:: WHAT THIS TASK INVOLVES ::
Rewrite the entries starting at the first one and ending at the line containing "bar — [869, 314, 918, 376]", swapping "Moderately Receptive" for "Somewhat Receptive" and keeping everything else the same.

:: WORKING DATA ::

____________

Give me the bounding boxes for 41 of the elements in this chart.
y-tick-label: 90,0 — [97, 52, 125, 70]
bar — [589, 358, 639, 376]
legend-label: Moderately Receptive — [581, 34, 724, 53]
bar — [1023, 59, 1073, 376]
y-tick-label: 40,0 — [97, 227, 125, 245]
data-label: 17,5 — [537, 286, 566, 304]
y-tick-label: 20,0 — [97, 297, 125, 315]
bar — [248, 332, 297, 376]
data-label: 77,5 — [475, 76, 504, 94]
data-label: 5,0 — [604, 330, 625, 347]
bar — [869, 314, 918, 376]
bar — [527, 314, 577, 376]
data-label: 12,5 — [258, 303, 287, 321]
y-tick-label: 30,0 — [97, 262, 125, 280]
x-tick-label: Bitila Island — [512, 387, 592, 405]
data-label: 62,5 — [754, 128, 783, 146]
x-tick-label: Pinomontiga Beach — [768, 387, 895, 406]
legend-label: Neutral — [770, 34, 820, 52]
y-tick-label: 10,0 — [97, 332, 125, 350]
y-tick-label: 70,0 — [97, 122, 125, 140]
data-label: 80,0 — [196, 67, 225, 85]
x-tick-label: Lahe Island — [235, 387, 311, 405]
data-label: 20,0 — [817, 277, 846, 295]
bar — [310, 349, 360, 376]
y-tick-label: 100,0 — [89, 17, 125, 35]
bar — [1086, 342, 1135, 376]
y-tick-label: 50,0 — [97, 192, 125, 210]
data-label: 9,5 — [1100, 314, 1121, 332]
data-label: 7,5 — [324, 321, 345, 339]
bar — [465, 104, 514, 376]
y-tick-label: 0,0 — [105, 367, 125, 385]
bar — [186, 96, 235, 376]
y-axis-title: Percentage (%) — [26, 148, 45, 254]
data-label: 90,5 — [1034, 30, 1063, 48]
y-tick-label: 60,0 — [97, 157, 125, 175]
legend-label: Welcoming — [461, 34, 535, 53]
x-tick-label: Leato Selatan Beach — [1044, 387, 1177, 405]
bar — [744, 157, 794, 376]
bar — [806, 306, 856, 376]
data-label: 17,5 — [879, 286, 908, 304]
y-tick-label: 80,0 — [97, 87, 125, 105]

____________

:: REPLY ::
Give me the bounding boxes for 41 of the elements in this chart.
y-tick-label: 90,0 — [97, 52, 125, 70]
bar — [589, 358, 639, 376]
legend-label: Somewhat Receptive — [581, 34, 724, 53]
bar — [1023, 59, 1073, 376]
y-tick-label: 40,0 — [97, 227, 125, 245]
data-label: 17,5 — [537, 286, 566, 304]
y-tick-label: 20,0 — [97, 297, 125, 315]
bar — [248, 332, 297, 376]
data-label: 77,5 — [475, 76, 504, 94]
data-label: 5,0 — [604, 330, 625, 347]
bar — [869, 314, 918, 376]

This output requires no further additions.